:: Aim of the task ::
Set down the data below without change, skipping the pictures it holds.

***** Input material

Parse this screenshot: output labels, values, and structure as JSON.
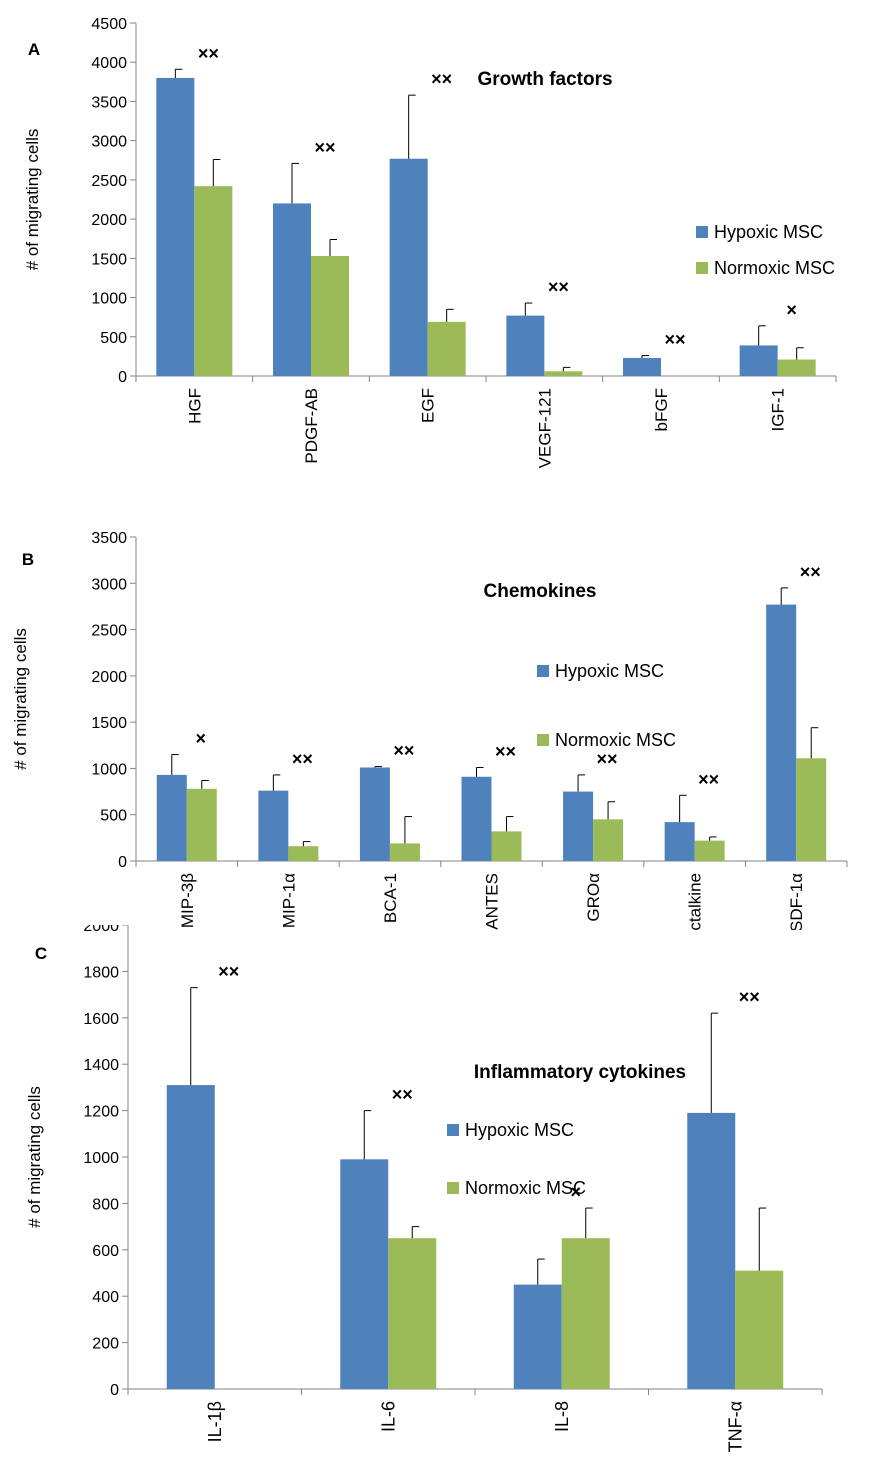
{
  "colors": {
    "hypoxic": "#4F81BD",
    "normoxic": "#9BBB59",
    "axis": "#868686",
    "text": "#000000"
  },
  "chart_data": [
    {
      "type": "bar",
      "panel_label": "A",
      "title": "Growth factors",
      "ylabel": "# of migrating cells",
      "xlabel": "",
      "ylim": [
        0,
        4500
      ],
      "ytick_step": 500,
      "legend_position": "right",
      "categories": [
        "HGF",
        "PDGF-AB",
        "EGF",
        "VEGF-121",
        "bFGF",
        "IGF-1"
      ],
      "series": [
        {
          "name": "Hypoxic MSC",
          "values": [
            3800,
            2200,
            2770,
            770,
            230,
            390
          ],
          "errors": [
            110,
            510,
            810,
            160,
            30,
            250
          ]
        },
        {
          "name": "Normoxic MSC",
          "values": [
            2420,
            1530,
            690,
            60,
            0,
            210
          ],
          "errors": [
            340,
            210,
            160,
            50,
            0,
            150
          ]
        }
      ],
      "annotations": [
        "××",
        "××",
        "××",
        "××",
        "××",
        "×"
      ]
    },
    {
      "type": "bar",
      "panel_label": "B",
      "title": "Chemokines",
      "ylabel": "# of migrating cells",
      "xlabel": "",
      "ylim": [
        0,
        3500
      ],
      "ytick_step": 500,
      "legend_position": "center",
      "categories": [
        "MIP-3β",
        "MIP-1α",
        "BCA-1",
        "RANTES",
        "GROα",
        "Fractalkine",
        "SDF-1α"
      ],
      "series": [
        {
          "name": "Hypoxic MSC",
          "values": [
            930,
            760,
            1010,
            910,
            750,
            420,
            2770
          ],
          "errors": [
            220,
            170,
            10,
            100,
            180,
            290,
            180
          ]
        },
        {
          "name": "Normoxic MSC",
          "values": [
            780,
            160,
            190,
            320,
            450,
            220,
            1110
          ],
          "errors": [
            90,
            50,
            290,
            160,
            190,
            40,
            330
          ]
        }
      ],
      "annotations": [
        "×",
        "××",
        "××",
        "××",
        "××",
        "××",
        "××"
      ]
    },
    {
      "type": "bar",
      "panel_label": "C",
      "title": "Inflammatory cytokines",
      "ylabel": "# of migrating cells",
      "xlabel": "",
      "ylim": [
        0,
        2000
      ],
      "ytick_step": 200,
      "legend_position": "center",
      "categories": [
        "IL-1β",
        "IL-6",
        "IL-8",
        "TNF-α"
      ],
      "series": [
        {
          "name": "Hypoxic MSC",
          "values": [
            1310,
            990,
            450,
            1190
          ],
          "errors": [
            420,
            210,
            110,
            430
          ]
        },
        {
          "name": "Normoxic MSC",
          "values": [
            0,
            650,
            650,
            510
          ],
          "errors": [
            0,
            50,
            130,
            270
          ]
        }
      ],
      "annotations": [
        "××",
        "××",
        "×",
        "××"
      ]
    }
  ]
}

**********

:: Solution below ::
Parse this screenshot: output labels, values, and structure as JSON.
{
  "colors": {
    "hypoxic": "#4F81BD",
    "normoxic": "#9BBB59",
    "axis": "#868686",
    "text": "#000000"
  },
  "chart_data": [
    {
      "type": "bar",
      "panel_label": "A",
      "title": "Growth factors",
      "ylabel": "# of migrating cells",
      "xlabel": "",
      "ylim": [
        0,
        4500
      ],
      "ytick_step": 500,
      "legend_position": "right",
      "categories": [
        "HGF",
        "PDGF-AB",
        "EGF",
        "VEGF-121",
        "bFGF",
        "IGF-1"
      ],
      "series": [
        {
          "name": "Hypoxic MSC",
          "values": [
            3800,
            2200,
            2770,
            770,
            230,
            390
          ],
          "errors": [
            110,
            510,
            810,
            160,
            30,
            250
          ]
        },
        {
          "name": "Normoxic MSC",
          "values": [
            2420,
            1530,
            690,
            60,
            0,
            210
          ],
          "errors": [
            340,
            210,
            160,
            50,
            0,
            150
          ]
        }
      ],
      "annotations": [
        "××",
        "××",
        "××",
        "××",
        "××",
        "×"
      ]
    },
    {
      "type": "bar",
      "panel_label": "B",
      "title": "Chemokines",
      "ylabel": "# of migrating cells",
      "xlabel": "",
      "ylim": [
        0,
        3500
      ],
      "ytick_step": 500,
      "legend_position": "center",
      "categories": [
        "MIP-3β",
        "MIP-1α",
        "BCA-1",
        "RANTES",
        "GROα",
        "Fractalkine",
        "SDF-1α"
      ],
      "series": [
        {
          "name": "Hypoxic MSC",
          "values": [
            930,
            760,
            1010,
            910,
            750,
            420,
            2770
          ],
          "errors": [
            220,
            170,
            10,
            100,
            180,
            290,
            180
          ]
        },
        {
          "name": "Normoxic MSC",
          "values": [
            780,
            160,
            190,
            320,
            450,
            220,
            1110
          ],
          "errors": [
            90,
            50,
            290,
            160,
            190,
            40,
            330
          ]
        }
      ],
      "annotations": [
        "×",
        "××",
        "××",
        "××",
        "××",
        "××",
        "××"
      ]
    },
    {
      "type": "bar",
      "panel_label": "C",
      "title": "Inflammatory cytokines",
      "ylabel": "# of migrating cells",
      "xlabel": "",
      "ylim": [
        0,
        2000
      ],
      "ytick_step": 200,
      "legend_position": "center",
      "categories": [
        "IL-1β",
        "IL-6",
        "IL-8",
        "TNF-α"
      ],
      "series": [
        {
          "name": "Hypoxic MSC",
          "values": [
            1310,
            990,
            450,
            1190
          ],
          "errors": [
            420,
            210,
            110,
            430
          ]
        },
        {
          "name": "Normoxic MSC",
          "values": [
            0,
            650,
            650,
            510
          ],
          "errors": [
            0,
            50,
            130,
            270
          ]
        }
      ],
      "annotations": [
        "××",
        "××",
        "×",
        "××"
      ]
    }
  ]
}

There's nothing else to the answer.